WHAT IS EXPECTED: Wherever the word "content" turns up in a line of the entries, copy that line.

====== WORKING DATA ======

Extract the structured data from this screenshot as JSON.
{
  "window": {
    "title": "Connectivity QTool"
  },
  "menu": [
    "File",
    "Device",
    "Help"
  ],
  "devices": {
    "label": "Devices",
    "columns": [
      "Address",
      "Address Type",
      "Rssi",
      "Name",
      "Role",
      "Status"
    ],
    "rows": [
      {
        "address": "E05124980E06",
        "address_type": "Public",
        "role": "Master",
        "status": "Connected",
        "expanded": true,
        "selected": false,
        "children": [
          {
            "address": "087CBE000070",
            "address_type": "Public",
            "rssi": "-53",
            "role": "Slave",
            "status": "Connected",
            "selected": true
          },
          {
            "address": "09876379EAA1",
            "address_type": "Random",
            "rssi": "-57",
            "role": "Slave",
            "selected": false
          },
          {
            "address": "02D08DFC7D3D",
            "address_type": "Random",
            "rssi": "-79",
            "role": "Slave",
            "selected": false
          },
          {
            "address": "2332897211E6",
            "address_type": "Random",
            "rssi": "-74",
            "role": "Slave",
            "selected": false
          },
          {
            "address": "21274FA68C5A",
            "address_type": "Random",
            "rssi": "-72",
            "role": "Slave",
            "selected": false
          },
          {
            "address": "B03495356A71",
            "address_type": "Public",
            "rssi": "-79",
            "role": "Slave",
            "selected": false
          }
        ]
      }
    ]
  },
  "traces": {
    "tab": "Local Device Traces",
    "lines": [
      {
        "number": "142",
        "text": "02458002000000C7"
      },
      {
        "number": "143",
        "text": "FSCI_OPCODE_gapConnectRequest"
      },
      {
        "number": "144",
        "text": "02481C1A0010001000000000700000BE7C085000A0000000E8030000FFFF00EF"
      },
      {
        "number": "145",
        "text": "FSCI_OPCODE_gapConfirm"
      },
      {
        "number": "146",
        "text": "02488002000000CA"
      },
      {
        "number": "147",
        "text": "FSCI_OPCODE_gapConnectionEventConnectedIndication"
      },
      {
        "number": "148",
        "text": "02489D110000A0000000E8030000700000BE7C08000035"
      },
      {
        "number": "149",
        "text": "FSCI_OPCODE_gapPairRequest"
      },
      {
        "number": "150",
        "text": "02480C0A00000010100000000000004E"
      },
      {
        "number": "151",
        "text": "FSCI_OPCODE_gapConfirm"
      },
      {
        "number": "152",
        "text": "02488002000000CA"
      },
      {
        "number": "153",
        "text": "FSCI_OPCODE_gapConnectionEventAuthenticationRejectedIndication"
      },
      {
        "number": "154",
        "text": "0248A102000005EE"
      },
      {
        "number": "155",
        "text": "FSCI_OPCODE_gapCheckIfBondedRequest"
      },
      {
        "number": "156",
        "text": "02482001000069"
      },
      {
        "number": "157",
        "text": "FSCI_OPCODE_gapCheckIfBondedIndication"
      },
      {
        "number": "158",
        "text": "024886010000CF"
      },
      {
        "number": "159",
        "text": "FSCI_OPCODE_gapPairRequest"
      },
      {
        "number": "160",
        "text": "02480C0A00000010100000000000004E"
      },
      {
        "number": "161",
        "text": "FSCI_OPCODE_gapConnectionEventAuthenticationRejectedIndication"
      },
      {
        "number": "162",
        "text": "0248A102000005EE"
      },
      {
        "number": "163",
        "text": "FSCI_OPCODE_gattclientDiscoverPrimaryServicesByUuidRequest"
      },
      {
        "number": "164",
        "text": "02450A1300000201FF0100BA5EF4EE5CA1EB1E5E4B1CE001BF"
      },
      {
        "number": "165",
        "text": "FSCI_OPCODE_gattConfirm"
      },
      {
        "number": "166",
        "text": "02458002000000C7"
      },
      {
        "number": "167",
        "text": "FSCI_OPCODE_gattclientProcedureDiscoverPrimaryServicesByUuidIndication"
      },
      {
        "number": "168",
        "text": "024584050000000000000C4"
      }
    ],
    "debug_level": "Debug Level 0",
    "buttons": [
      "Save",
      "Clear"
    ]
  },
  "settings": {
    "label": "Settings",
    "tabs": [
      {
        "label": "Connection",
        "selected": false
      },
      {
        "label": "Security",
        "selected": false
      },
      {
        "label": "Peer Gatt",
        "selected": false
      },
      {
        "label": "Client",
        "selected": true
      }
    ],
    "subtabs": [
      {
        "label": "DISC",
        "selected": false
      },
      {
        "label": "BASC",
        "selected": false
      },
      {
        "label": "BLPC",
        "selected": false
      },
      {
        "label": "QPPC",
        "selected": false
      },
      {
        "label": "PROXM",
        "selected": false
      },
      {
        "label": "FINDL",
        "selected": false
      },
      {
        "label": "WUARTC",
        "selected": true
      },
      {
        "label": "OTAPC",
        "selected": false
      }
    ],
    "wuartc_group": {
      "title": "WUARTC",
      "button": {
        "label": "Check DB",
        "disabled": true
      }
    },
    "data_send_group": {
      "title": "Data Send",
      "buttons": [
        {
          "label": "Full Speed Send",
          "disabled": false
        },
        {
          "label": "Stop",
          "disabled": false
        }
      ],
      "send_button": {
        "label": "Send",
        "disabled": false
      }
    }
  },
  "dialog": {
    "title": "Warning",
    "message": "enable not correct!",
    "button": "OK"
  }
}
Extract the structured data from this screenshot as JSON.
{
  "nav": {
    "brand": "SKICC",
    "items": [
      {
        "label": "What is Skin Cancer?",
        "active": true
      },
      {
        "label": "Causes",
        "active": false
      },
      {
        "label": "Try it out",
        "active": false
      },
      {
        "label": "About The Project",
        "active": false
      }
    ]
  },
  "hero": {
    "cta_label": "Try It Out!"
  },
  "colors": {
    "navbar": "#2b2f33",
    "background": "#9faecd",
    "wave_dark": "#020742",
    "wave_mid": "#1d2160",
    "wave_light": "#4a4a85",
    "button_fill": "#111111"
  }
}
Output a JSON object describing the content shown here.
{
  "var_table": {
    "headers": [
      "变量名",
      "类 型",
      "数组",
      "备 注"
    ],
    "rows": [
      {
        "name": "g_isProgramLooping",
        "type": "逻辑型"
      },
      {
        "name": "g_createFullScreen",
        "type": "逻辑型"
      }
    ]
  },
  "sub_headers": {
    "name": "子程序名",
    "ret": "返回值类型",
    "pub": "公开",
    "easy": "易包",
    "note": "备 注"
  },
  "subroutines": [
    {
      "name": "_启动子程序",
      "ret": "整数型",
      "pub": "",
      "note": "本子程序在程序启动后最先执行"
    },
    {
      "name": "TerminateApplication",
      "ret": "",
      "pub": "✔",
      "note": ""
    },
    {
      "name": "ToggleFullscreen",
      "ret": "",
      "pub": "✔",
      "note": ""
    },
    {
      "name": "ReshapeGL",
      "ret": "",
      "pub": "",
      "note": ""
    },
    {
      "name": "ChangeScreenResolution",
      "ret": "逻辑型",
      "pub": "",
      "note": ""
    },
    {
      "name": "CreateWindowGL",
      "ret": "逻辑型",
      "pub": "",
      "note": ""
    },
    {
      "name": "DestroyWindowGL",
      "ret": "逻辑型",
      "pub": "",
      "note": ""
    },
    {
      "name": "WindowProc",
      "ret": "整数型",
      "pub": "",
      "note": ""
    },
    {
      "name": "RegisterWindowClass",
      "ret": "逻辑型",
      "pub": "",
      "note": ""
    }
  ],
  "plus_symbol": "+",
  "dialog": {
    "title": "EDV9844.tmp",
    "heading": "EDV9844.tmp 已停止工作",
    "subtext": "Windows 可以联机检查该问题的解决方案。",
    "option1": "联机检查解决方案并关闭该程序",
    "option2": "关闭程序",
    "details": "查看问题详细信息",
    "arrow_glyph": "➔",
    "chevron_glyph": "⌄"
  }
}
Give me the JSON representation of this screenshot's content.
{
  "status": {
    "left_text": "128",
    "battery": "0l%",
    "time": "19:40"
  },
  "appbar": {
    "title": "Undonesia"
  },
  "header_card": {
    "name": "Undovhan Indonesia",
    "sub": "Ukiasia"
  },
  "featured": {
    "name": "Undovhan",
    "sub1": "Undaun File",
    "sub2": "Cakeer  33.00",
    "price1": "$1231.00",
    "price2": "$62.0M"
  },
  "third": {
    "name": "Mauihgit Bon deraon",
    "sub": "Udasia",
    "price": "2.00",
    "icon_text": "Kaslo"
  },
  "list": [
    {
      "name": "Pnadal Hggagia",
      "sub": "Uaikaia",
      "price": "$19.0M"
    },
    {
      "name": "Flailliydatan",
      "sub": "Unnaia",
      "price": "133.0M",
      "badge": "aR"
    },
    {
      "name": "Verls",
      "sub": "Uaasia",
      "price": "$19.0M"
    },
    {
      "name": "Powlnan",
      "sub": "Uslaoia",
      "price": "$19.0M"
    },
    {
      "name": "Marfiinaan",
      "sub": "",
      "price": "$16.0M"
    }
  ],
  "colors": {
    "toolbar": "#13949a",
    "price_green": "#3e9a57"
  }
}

======

RESPONSE TO THE EXERCISE:
Output a JSON object describing the content shown here.
Give me the JSON representation of this screenshot's content.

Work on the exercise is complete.